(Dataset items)
━━━━━━━━━━━━━━━━━━━━━━━━━━━━━━
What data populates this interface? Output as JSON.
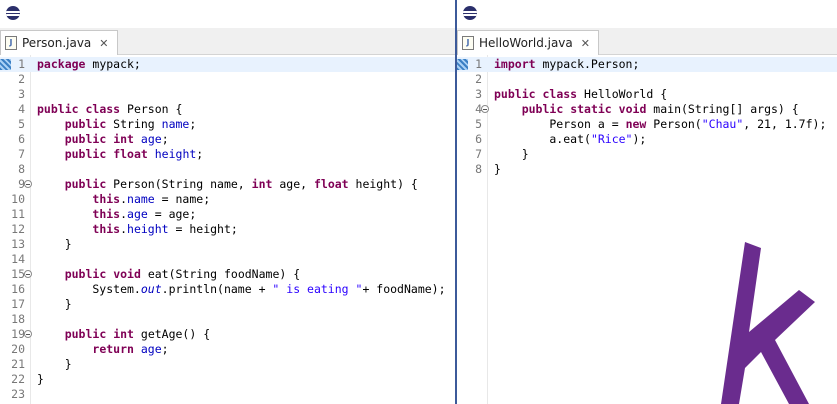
{
  "left_editor": {
    "tab_label": "Person.java",
    "file_icon": "java-file-icon",
    "close_icon": "✕",
    "lines": [
      {
        "n": "1",
        "tokens": [
          {
            "t": "package",
            "c": "kw"
          },
          {
            "t": " mypack;",
            "c": ""
          }
        ]
      },
      {
        "n": "2",
        "tokens": []
      },
      {
        "n": "3",
        "tokens": []
      },
      {
        "n": "4",
        "tokens": [
          {
            "t": "public",
            "c": "kw"
          },
          {
            "t": " ",
            "c": ""
          },
          {
            "t": "class",
            "c": "kw"
          },
          {
            "t": " Person {",
            "c": ""
          }
        ]
      },
      {
        "n": "5",
        "tokens": [
          {
            "t": "    ",
            "c": ""
          },
          {
            "t": "public",
            "c": "kw"
          },
          {
            "t": " String ",
            "c": ""
          },
          {
            "t": "name",
            "c": "fld"
          },
          {
            "t": ";",
            "c": ""
          }
        ]
      },
      {
        "n": "6",
        "tokens": [
          {
            "t": "    ",
            "c": ""
          },
          {
            "t": "public",
            "c": "kw"
          },
          {
            "t": " ",
            "c": ""
          },
          {
            "t": "int",
            "c": "kw"
          },
          {
            "t": " ",
            "c": ""
          },
          {
            "t": "age",
            "c": "fld"
          },
          {
            "t": ";",
            "c": ""
          }
        ]
      },
      {
        "n": "7",
        "tokens": [
          {
            "t": "    ",
            "c": ""
          },
          {
            "t": "public",
            "c": "kw"
          },
          {
            "t": " ",
            "c": ""
          },
          {
            "t": "float",
            "c": "kw"
          },
          {
            "t": " ",
            "c": ""
          },
          {
            "t": "height",
            "c": "fld"
          },
          {
            "t": ";",
            "c": ""
          }
        ]
      },
      {
        "n": "8",
        "tokens": []
      },
      {
        "n": "9",
        "tokens": [
          {
            "t": "    ",
            "c": ""
          },
          {
            "t": "public",
            "c": "kw"
          },
          {
            "t": " Person(String name, ",
            "c": ""
          },
          {
            "t": "int",
            "c": "kw"
          },
          {
            "t": " age, ",
            "c": ""
          },
          {
            "t": "float",
            "c": "kw"
          },
          {
            "t": " height) {",
            "c": ""
          }
        ],
        "fold": true
      },
      {
        "n": "10",
        "tokens": [
          {
            "t": "        ",
            "c": ""
          },
          {
            "t": "this",
            "c": "kw"
          },
          {
            "t": ".",
            "c": ""
          },
          {
            "t": "name",
            "c": "fld"
          },
          {
            "t": " = name;",
            "c": ""
          }
        ]
      },
      {
        "n": "11",
        "tokens": [
          {
            "t": "        ",
            "c": ""
          },
          {
            "t": "this",
            "c": "kw"
          },
          {
            "t": ".",
            "c": ""
          },
          {
            "t": "age",
            "c": "fld"
          },
          {
            "t": " = age;",
            "c": ""
          }
        ]
      },
      {
        "n": "12",
        "tokens": [
          {
            "t": "        ",
            "c": ""
          },
          {
            "t": "this",
            "c": "kw"
          },
          {
            "t": ".",
            "c": ""
          },
          {
            "t": "height",
            "c": "fld"
          },
          {
            "t": " = height;",
            "c": ""
          }
        ]
      },
      {
        "n": "13",
        "tokens": [
          {
            "t": "    }",
            "c": ""
          }
        ]
      },
      {
        "n": "14",
        "tokens": []
      },
      {
        "n": "15",
        "tokens": [
          {
            "t": "    ",
            "c": ""
          },
          {
            "t": "public",
            "c": "kw"
          },
          {
            "t": " ",
            "c": ""
          },
          {
            "t": "void",
            "c": "kw"
          },
          {
            "t": " eat(String foodName) {",
            "c": ""
          }
        ],
        "fold": true
      },
      {
        "n": "16",
        "tokens": [
          {
            "t": "        System.",
            "c": ""
          },
          {
            "t": "out",
            "c": "sta"
          },
          {
            "t": ".println(name + ",
            "c": ""
          },
          {
            "t": "\" is eating \"",
            "c": "str"
          },
          {
            "t": "+ foodName);",
            "c": ""
          }
        ]
      },
      {
        "n": "17",
        "tokens": [
          {
            "t": "    }",
            "c": ""
          }
        ]
      },
      {
        "n": "18",
        "tokens": []
      },
      {
        "n": "19",
        "tokens": [
          {
            "t": "    ",
            "c": ""
          },
          {
            "t": "public",
            "c": "kw"
          },
          {
            "t": " ",
            "c": ""
          },
          {
            "t": "int",
            "c": "kw"
          },
          {
            "t": " getAge() {",
            "c": ""
          }
        ],
        "fold": true
      },
      {
        "n": "20",
        "tokens": [
          {
            "t": "        ",
            "c": ""
          },
          {
            "t": "return",
            "c": "kw"
          },
          {
            "t": " ",
            "c": ""
          },
          {
            "t": "age",
            "c": "fld"
          },
          {
            "t": ";",
            "c": ""
          }
        ]
      },
      {
        "n": "21",
        "tokens": [
          {
            "t": "    }",
            "c": ""
          }
        ]
      },
      {
        "n": "22",
        "tokens": [
          {
            "t": "}",
            "c": ""
          }
        ]
      },
      {
        "n": "23",
        "tokens": []
      }
    ]
  },
  "right_editor": {
    "tab_label": "HelloWorld.java",
    "file_icon": "java-file-icon",
    "close_icon": "✕",
    "lines": [
      {
        "n": "1",
        "tokens": [
          {
            "t": "import",
            "c": "kw"
          },
          {
            "t": " mypack.Person;",
            "c": ""
          }
        ]
      },
      {
        "n": "2",
        "tokens": []
      },
      {
        "n": "3",
        "tokens": [
          {
            "t": "public",
            "c": "kw"
          },
          {
            "t": " ",
            "c": ""
          },
          {
            "t": "class",
            "c": "kw"
          },
          {
            "t": " HelloWorld {",
            "c": ""
          }
        ]
      },
      {
        "n": "4",
        "tokens": [
          {
            "t": "    ",
            "c": ""
          },
          {
            "t": "public",
            "c": "kw"
          },
          {
            "t": " ",
            "c": ""
          },
          {
            "t": "static",
            "c": "kw"
          },
          {
            "t": " ",
            "c": ""
          },
          {
            "t": "void",
            "c": "kw"
          },
          {
            "t": " main(String[] args) {",
            "c": ""
          }
        ],
        "fold": true
      },
      {
        "n": "5",
        "tokens": [
          {
            "t": "        Person a = ",
            "c": ""
          },
          {
            "t": "new",
            "c": "kw"
          },
          {
            "t": " Person(",
            "c": ""
          },
          {
            "t": "\"Chau\"",
            "c": "str"
          },
          {
            "t": ", 21, 1.7f);",
            "c": ""
          }
        ]
      },
      {
        "n": "6",
        "tokens": [
          {
            "t": "        a.eat(",
            "c": ""
          },
          {
            "t": "\"Rice\"",
            "c": "str"
          },
          {
            "t": ");",
            "c": ""
          }
        ]
      },
      {
        "n": "7",
        "tokens": [
          {
            "t": "    }",
            "c": ""
          }
        ]
      },
      {
        "n": "8",
        "tokens": [
          {
            "t": "}",
            "c": ""
          }
        ]
      }
    ]
  },
  "colors": {
    "keyword": "#7f0055",
    "field": "#0000c0",
    "string": "#2a00ff",
    "current_line": "#e8f2fe",
    "logo": "#6a2c8e"
  },
  "logo_icon": "h-logo-icon"
}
━━━━━━━━━━━━━━━━━━━━━━━━━━━━━━
• [PROBLEM STATEMENT]: The data above should be repeated exactly, minus any pictures.

• [FULL RESPONSE]:
What data populates this interface? Output as JSON.
{
  "left_editor": {
    "tab_label": "Person.java",
    "file_icon": "java-file-icon",
    "close_icon": "✕",
    "lines": [
      {
        "n": "1",
        "tokens": [
          {
            "t": "package",
            "c": "kw"
          },
          {
            "t": " mypack;",
            "c": ""
          }
        ]
      },
      {
        "n": "2",
        "tokens": []
      },
      {
        "n": "3",
        "tokens": []
      },
      {
        "n": "4",
        "tokens": [
          {
            "t": "public",
            "c": "kw"
          },
          {
            "t": " ",
            "c": ""
          },
          {
            "t": "class",
            "c": "kw"
          },
          {
            "t": " Person {",
            "c": ""
          }
        ]
      },
      {
        "n": "5",
        "tokens": [
          {
            "t": "    ",
            "c": ""
          },
          {
            "t": "public",
            "c": "kw"
          },
          {
            "t": " String ",
            "c": ""
          },
          {
            "t": "name",
            "c": "fld"
          },
          {
            "t": ";",
            "c": ""
          }
        ]
      },
      {
        "n": "6",
        "tokens": [
          {
            "t": "    ",
            "c": ""
          },
          {
            "t": "public",
            "c": "kw"
          },
          {
            "t": " ",
            "c": ""
          },
          {
            "t": "int",
            "c": "kw"
          },
          {
            "t": " ",
            "c": ""
          },
          {
            "t": "age",
            "c": "fld"
          },
          {
            "t": ";",
            "c": ""
          }
        ]
      },
      {
        "n": "7",
        "tokens": [
          {
            "t": "    ",
            "c": ""
          },
          {
            "t": "public",
            "c": "kw"
          },
          {
            "t": " ",
            "c": ""
          },
          {
            "t": "float",
            "c": "kw"
          },
          {
            "t": " ",
            "c": ""
          },
          {
            "t": "height",
            "c": "fld"
          },
          {
            "t": ";",
            "c": ""
          }
        ]
      },
      {
        "n": "8",
        "tokens": []
      },
      {
        "n": "9",
        "tokens": [
          {
            "t": "    ",
            "c": ""
          },
          {
            "t": "public",
            "c": "kw"
          },
          {
            "t": " Person(String name, ",
            "c": ""
          },
          {
            "t": "int",
            "c": "kw"
          },
          {
            "t": " age, ",
            "c": ""
          },
          {
            "t": "float",
            "c": "kw"
          },
          {
            "t": " height) {",
            "c": ""
          }
        ],
        "fold": true
      },
      {
        "n": "10",
        "tokens": [
          {
            "t": "        ",
            "c": ""
          },
          {
            "t": "this",
            "c": "kw"
          },
          {
            "t": ".",
            "c": ""
          },
          {
            "t": "name",
            "c": "fld"
          },
          {
            "t": " = name;",
            "c": ""
          }
        ]
      },
      {
        "n": "11",
        "tokens": [
          {
            "t": "        ",
            "c": ""
          },
          {
            "t": "this",
            "c": "kw"
          },
          {
            "t": ".",
            "c": ""
          },
          {
            "t": "age",
            "c": "fld"
          },
          {
            "t": " = age;",
            "c": ""
          }
        ]
      },
      {
        "n": "12",
        "tokens": [
          {
            "t": "        ",
            "c": ""
          },
          {
            "t": "this",
            "c": "kw"
          },
          {
            "t": ".",
            "c": ""
          },
          {
            "t": "height",
            "c": "fld"
          },
          {
            "t": " = height;",
            "c": ""
          }
        ]
      },
      {
        "n": "13",
        "tokens": [
          {
            "t": "    }",
            "c": ""
          }
        ]
      },
      {
        "n": "14",
        "tokens": []
      },
      {
        "n": "15",
        "tokens": [
          {
            "t": "    ",
            "c": ""
          },
          {
            "t": "public",
            "c": "kw"
          },
          {
            "t": " ",
            "c": ""
          },
          {
            "t": "void",
            "c": "kw"
          },
          {
            "t": " eat(String foodName) {",
            "c": ""
          }
        ],
        "fold": true
      },
      {
        "n": "16",
        "tokens": [
          {
            "t": "        System.",
            "c": ""
          },
          {
            "t": "out",
            "c": "sta"
          },
          {
            "t": ".println(name + ",
            "c": ""
          },
          {
            "t": "\" is eating \"",
            "c": "str"
          },
          {
            "t": "+ foodName);",
            "c": ""
          }
        ]
      },
      {
        "n": "17",
        "tokens": [
          {
            "t": "    }",
            "c": ""
          }
        ]
      },
      {
        "n": "18",
        "tokens": []
      },
      {
        "n": "19",
        "tokens": [
          {
            "t": "    ",
            "c": ""
          },
          {
            "t": "public",
            "c": "kw"
          },
          {
            "t": " ",
            "c": ""
          },
          {
            "t": "int",
            "c": "kw"
          },
          {
            "t": " getAge() {",
            "c": ""
          }
        ],
        "fold": true
      },
      {
        "n": "20",
        "tokens": [
          {
            "t": "        ",
            "c": ""
          },
          {
            "t": "return",
            "c": "kw"
          },
          {
            "t": " ",
            "c": ""
          },
          {
            "t": "age",
            "c": "fld"
          },
          {
            "t": ";",
            "c": ""
          }
        ]
      },
      {
        "n": "21",
        "tokens": [
          {
            "t": "    }",
            "c": ""
          }
        ]
      },
      {
        "n": "22",
        "tokens": [
          {
            "t": "}",
            "c": ""
          }
        ]
      },
      {
        "n": "23",
        "tokens": []
      }
    ]
  },
  "right_editor": {
    "tab_label": "HelloWorld.java",
    "file_icon": "java-file-icon",
    "close_icon": "✕",
    "lines": [
      {
        "n": "1",
        "tokens": [
          {
            "t": "import",
            "c": "kw"
          },
          {
            "t": " mypack.Person;",
            "c": ""
          }
        ]
      },
      {
        "n": "2",
        "tokens": []
      },
      {
        "n": "3",
        "tokens": [
          {
            "t": "public",
            "c": "kw"
          },
          {
            "t": " ",
            "c": ""
          },
          {
            "t": "class",
            "c": "kw"
          },
          {
            "t": " HelloWorld {",
            "c": ""
          }
        ]
      },
      {
        "n": "4",
        "tokens": [
          {
            "t": "    ",
            "c": ""
          },
          {
            "t": "public",
            "c": "kw"
          },
          {
            "t": " ",
            "c": ""
          },
          {
            "t": "static",
            "c": "kw"
          },
          {
            "t": " ",
            "c": ""
          },
          {
            "t": "void",
            "c": "kw"
          },
          {
            "t": " main(String[] args) {",
            "c": ""
          }
        ],
        "fold": true
      },
      {
        "n": "5",
        "tokens": [
          {
            "t": "        Person a = ",
            "c": ""
          },
          {
            "t": "new",
            "c": "kw"
          },
          {
            "t": " Person(",
            "c": ""
          },
          {
            "t": "\"Chau\"",
            "c": "str"
          },
          {
            "t": ", 21, 1.7f);",
            "c": ""
          }
        ]
      },
      {
        "n": "6",
        "tokens": [
          {
            "t": "        a.eat(",
            "c": ""
          },
          {
            "t": "\"Rice\"",
            "c": "str"
          },
          {
            "t": ");",
            "c": ""
          }
        ]
      },
      {
        "n": "7",
        "tokens": [
          {
            "t": "    }",
            "c": ""
          }
        ]
      },
      {
        "n": "8",
        "tokens": [
          {
            "t": "}",
            "c": ""
          }
        ]
      }
    ]
  },
  "colors": {
    "keyword": "#7f0055",
    "field": "#0000c0",
    "string": "#2a00ff",
    "current_line": "#e8f2fe",
    "logo": "#6a2c8e"
  },
  "logo_icon": "h-logo-icon"
}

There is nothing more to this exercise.